* Task to complete
Copy every line below exactly.
[[ Supplied records, beginning ]]
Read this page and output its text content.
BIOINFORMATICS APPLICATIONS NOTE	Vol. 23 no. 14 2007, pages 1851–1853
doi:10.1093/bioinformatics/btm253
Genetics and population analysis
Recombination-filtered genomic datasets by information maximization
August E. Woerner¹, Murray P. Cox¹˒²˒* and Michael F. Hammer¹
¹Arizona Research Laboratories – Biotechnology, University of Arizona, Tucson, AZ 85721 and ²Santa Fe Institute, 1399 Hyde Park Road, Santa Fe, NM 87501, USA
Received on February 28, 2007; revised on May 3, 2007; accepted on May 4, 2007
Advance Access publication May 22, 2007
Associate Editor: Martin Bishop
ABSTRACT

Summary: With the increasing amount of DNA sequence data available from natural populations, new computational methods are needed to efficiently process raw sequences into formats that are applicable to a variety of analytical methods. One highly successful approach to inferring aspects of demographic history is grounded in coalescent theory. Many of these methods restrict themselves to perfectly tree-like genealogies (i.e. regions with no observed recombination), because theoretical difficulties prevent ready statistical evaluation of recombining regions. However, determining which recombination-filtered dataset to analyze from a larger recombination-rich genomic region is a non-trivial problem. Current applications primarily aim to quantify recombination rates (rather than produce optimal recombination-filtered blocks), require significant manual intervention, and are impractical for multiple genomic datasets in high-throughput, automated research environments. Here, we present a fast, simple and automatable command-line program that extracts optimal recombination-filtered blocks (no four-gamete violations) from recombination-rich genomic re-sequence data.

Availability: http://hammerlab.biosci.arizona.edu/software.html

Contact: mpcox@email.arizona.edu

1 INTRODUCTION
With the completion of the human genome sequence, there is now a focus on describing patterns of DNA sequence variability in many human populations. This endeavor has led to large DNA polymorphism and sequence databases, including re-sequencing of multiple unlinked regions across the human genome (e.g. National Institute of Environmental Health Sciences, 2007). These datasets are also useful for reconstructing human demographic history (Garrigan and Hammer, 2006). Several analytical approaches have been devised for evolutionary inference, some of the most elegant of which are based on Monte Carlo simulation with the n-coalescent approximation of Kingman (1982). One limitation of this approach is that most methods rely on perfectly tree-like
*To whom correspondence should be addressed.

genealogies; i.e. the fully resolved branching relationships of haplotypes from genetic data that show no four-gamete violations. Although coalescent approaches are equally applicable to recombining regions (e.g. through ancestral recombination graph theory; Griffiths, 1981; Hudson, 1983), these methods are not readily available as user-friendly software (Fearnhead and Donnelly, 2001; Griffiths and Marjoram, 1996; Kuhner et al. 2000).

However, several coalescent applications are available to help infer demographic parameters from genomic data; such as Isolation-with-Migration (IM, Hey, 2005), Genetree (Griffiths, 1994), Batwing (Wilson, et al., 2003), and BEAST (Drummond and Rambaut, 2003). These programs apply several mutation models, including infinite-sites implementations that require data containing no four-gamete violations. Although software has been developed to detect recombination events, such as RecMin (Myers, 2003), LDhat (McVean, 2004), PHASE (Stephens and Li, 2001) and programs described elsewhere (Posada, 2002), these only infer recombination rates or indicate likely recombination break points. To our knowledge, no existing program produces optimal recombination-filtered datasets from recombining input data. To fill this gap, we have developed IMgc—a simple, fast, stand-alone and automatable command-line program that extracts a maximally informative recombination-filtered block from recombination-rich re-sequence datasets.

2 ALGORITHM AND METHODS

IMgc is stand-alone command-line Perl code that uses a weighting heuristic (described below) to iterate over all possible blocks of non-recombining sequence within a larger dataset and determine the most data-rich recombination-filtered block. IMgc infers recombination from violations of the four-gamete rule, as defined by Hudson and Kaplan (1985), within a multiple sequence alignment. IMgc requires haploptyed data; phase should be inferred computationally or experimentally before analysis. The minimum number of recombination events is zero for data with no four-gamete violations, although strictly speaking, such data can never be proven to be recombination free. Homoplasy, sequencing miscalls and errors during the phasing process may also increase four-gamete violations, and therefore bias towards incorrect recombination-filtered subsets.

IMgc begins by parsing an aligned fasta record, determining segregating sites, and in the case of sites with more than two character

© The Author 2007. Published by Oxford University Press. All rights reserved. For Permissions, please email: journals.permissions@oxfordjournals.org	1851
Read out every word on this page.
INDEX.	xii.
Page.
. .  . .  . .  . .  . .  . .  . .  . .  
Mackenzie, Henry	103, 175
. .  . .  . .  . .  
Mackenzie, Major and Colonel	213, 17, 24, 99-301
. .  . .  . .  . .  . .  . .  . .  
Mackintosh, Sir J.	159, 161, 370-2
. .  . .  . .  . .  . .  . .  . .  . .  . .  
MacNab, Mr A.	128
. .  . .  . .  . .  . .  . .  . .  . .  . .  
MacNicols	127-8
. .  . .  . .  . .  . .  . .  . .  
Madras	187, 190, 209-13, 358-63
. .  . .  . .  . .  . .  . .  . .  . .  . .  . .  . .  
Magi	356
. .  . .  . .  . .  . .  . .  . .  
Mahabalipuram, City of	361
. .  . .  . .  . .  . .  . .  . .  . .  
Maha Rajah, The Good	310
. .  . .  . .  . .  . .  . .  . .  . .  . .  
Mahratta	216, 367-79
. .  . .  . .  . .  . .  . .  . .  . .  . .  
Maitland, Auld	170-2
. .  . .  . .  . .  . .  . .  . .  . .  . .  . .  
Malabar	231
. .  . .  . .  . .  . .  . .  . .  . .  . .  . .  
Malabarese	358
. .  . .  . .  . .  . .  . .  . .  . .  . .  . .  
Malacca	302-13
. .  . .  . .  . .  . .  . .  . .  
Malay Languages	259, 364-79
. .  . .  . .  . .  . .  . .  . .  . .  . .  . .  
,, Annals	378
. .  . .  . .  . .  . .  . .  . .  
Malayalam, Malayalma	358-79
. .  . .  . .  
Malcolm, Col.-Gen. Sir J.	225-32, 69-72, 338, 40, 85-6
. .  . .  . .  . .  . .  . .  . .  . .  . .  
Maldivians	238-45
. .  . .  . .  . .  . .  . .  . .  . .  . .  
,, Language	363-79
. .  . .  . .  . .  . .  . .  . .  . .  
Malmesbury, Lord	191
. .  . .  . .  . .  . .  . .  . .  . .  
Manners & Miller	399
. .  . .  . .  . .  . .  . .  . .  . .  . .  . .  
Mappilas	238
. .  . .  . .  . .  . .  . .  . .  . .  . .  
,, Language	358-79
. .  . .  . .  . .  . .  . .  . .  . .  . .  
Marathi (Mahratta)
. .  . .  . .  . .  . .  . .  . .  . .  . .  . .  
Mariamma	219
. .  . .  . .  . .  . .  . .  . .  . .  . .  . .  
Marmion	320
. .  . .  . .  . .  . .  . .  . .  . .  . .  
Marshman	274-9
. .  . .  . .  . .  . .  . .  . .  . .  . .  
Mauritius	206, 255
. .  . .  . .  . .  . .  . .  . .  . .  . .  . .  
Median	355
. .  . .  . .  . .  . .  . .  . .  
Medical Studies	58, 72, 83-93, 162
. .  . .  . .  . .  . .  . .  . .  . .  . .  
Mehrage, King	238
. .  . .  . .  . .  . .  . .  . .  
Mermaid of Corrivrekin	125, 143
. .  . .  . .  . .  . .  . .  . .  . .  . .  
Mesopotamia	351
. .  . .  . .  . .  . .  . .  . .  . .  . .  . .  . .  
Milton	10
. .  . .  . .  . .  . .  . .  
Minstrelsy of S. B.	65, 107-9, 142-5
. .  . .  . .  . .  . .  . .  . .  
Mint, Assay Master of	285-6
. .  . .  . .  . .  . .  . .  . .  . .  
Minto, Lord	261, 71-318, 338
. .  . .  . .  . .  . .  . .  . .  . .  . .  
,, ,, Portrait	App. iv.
[[ Supplied records, end ]]
* Solution for this task
Read this page and output its text content.
BIOINFORMATICS APPLICATIONS NOTE	Vol. 23 no. 14 2007, pages 1851–1853
doi:10.1093/bioinformatics/btm253
Genetics and population analysis
Recombination-filtered genomic datasets by information maximization
August E. Woerner¹, Murray P. Cox¹˒²˒* and Michael F. Hammer¹
¹Arizona Research Laboratories – Biotechnology, University of Arizona, Tucson, AZ 85721 and ²Santa Fe Institute, 1399 Hyde Park Road, Santa Fe, NM 87501, USA
Received on February 28, 2007; revised on May 3, 2007; accepted on May 4, 2007
Advance Access publication May 22, 2007
Associate Editor: Martin Bishop
ABSTRACT

Summary: With the increasing amount of DNA sequence data available from natural populations, new computational methods are needed to efficiently process raw sequences into formats that are applicable to a variety of analytical methods. One highly successful approach to inferring aspects of demographic history is grounded in coalescent theory. Many of these methods restrict themselves to perfectly tree-like genealogies (i.e. regions with no observed recombination), because theoretical difficulties prevent ready statistical evaluation of recombining regions. However, determining which recombination-filtered dataset to analyze from a larger recombination-rich genomic region is a non-trivial problem. Current applications primarily aim to quantify recombination rates (rather than produce optimal recombination-filtered blocks), require significant manual intervention, and are impractical for multiple genomic datasets in high-throughput, automated research environments. Here, we present a fast, simple and automatable command-line program that extracts optimal recombination-filtered blocks (no four-gamete violations) from recombination-rich genomic re-sequence data.

Availability: http://hammerlab.biosci.arizona.edu/software.html

Contact: mpcox@email.arizona.edu

1 INTRODUCTION
With the completion of the human genome sequence, there is now a focus on describing patterns of DNA sequence variability in many human populations. This endeavor has led to large DNA polymorphism and sequence databases, including re-sequencing of multiple unlinked regions across the human genome (e.g. National Institute of Environmental Health Sciences, 2007). These datasets are also useful for reconstructing human demographic history (Garrigan and Hammer, 2006). Several analytical approaches have been devised for evolutionary inference, some of the most elegant of which are based on Monte Carlo simulation with the n-coalescent approximation of Kingman (1982). One limitation of this approach is that most methods rely on perfectly tree-like
*To whom correspondence should be addressed.

genealogies; i.e. the fully resolved branching relationships of haplotypes from genetic data that show no four-gamete violations. Although coalescent approaches are equally applicable to recombining regions (e.g. through ancestral recombination graph theory; Griffiths, 1981; Hudson, 1983), these methods are not readily available as user-friendly software (Fearnhead and Donnelly, 2001; Griffiths and Marjoram, 1996; Kuhner et al. 2000).

However, several coalescent applications are available to help infer demographic parameters from genomic data; such as Isolation-with-Migration (IM, Hey, 2005), Genetree (Griffiths, 1994), Batwing (Wilson, et al., 2003), and BEAST (Drummond and Rambaut, 2003). These programs apply several mutation models, including infinite-sites implementations that require data containing no four-gamete violations. Although software has been developed to detect recombination events, such as RecMin (Myers, 2003), LDhat (McVean, 2004), PHASE (Stephens and Li, 2001) and programs described elsewhere (Posada, 2002), these only infer recombination rates or indicate likely recombination break points. To our knowledge, no existing program produces optimal recombination-filtered datasets from recombining input data. To fill this gap, we have developed IMgc—a simple, fast, stand-alone and automatable command-line program that extracts a maximally informative recombination-filtered block from recombination-rich re-sequence datasets.

2 ALGORITHM AND METHODS

IMgc is stand-alone command-line Perl code that uses a weighting heuristic (described below) to iterate over all possible blocks of non-recombining sequence within a larger dataset and determine the most data-rich recombination-filtered block. IMgc infers recombination from violations of the four-gamete rule, as defined by Hudson and Kaplan (1985), within a multiple sequence alignment. IMgc requires haploptyed data; phase should be inferred computationally or experimentally before analysis. The minimum number of recombination events is zero for data with no four-gamete violations, although strictly speaking, such data can never be proven to be recombination free. Homoplasy, sequencing miscalls and errors during the phasing process may also increase four-gamete violations, and therefore bias towards incorrect recombination-filtered subsets.

IMgc begins by parsing an aligned fasta record, determining segregating sites, and in the case of sites with more than two character

© The Author 2007. Published by Oxford University Press. All rights reserved. For Permissions, please email: journals.permissions@oxfordjournals.org	1851
Read out every word on this page.
INDEX.	xii.
Page.
. .  . .  . .  . .  . .  . .  . .  . .  
Mackenzie, Henry	103, 175
. .  . .  . .  . .  
Mackenzie, Major and Colonel	213, 17, 24, 99-301
. .  . .  . .  . .  . .  . .  . .  
Mackintosh, Sir J.	159, 161, 370-2
. .  . .  . .  . .  . .  . .  . .  . .  . .  
MacNab, Mr A.	128
. .  . .  . .  . .  . .  . .  . .  . .  . .  
MacNicols	127-8
. .  . .  . .  . .  . .  . .  . .  
Madras	187, 190, 209-13, 358-63
. .  . .  . .  . .  . .  . .  . .  . .  . .  . .  . .  
Magi	356
. .  . .  . .  . .  . .  . .  . .  
Mahabalipuram, City of	361
. .  . .  . .  . .  . .  . .  . .  . .  
Maha Rajah, The Good	310
. .  . .  . .  . .  . .  . .  . .  . .  . .  
Mahratta	216, 367-79
. .  . .  . .  . .  . .  . .  . .  . .  . .  
Maitland, Auld	170-2
. .  . .  . .  . .  . .  . .  . .  . .  . .  . .  
Malabar	231
. .  . .  . .  . .  . .  . .  . .  . .  . .  . .  
Malabarese	358
. .  . .  . .  . .  . .  . .  . .  . .  . .  . .  
Malacca	302-13
. .  . .  . .  . .  . .  . .  . .  
Malay Languages	259, 364-79
. .  . .  . .  . .  . .  . .  . .  . .  . .  . .  
,, Annals	378
. .  . .  . .  . .  . .  . .  . .  
Malayalam, Malayalma	358-79
. .  . .  . .  
Malcolm, Col.-Gen. Sir J.	225-32, 69-72, 338, 40, 85-6
. .  . .  . .  . .  . .  . .  . .  . .  . .  
Maldivians	238-45
. .  . .  . .  . .  . .  . .  . .  . .  . .  
,, Language	363-79
. .  . .  . .  . .  . .  . .  . .  . .  
Malmesbury, Lord	191
. .  . .  . .  . .  . .  . .  . .  . .  
Manners & Miller	399
. .  . .  . .  . .  . .  . .  . .  . .  . .  . .  
Mappilas	238
. .  . .  . .  . .  . .  . .  . .  . .  . .  
,, Language	358-79
. .  . .  . .  . .  . .  . .  . .  . .  . .  
Marathi (Mahratta)
. .  . .  . .  . .  . .  . .  . .  . .  . .  . .  
Mariamma	219
. .  . .  . .  . .  . .  . .  . .  . .  . .  . .  
Marmion	320
. .  . .  . .  . .  . .  . .  . .  . .  . .  
Marshman	274-9
. .  . .  . .  . .  . .  . .  . .  . .  . .  
Mauritius	206, 255
. .  . .  . .  . .  . .  . .  . .  . .  . .  . .  
Median	355
. .  . .  . .  . .  . .  . .  . .  
Medical Studies	58, 72, 83-93, 162
. .  . .  . .  . .  . .  . .  . .  . .  . .  
Mehrage, King	238
. .  . .  . .  . .  . .  . .  . .  
Mermaid of Corrivrekin	125, 143
. .  . .  . .  . .  . .  . .  . .  . .  . .  
Mesopotamia	351
. .  . .  . .  . .  . .  . .  . .  . .  . .  . .  . .  
Milton	10
. .  . .  . .  . .  . .  . .  
Minstrelsy of S. B.	65, 107-9, 142-5
. .  . .  . .  . .  . .  . .  . .  
Mint, Assay Master of	285-6
. .  . .  . .  . .  . .  . .  . .  . .  
Minto, Lord	261, 71-318, 338
. .  . .  . .  . .  . .  . .  . .  . .  . .  
,, ,, Portrait	App. iv.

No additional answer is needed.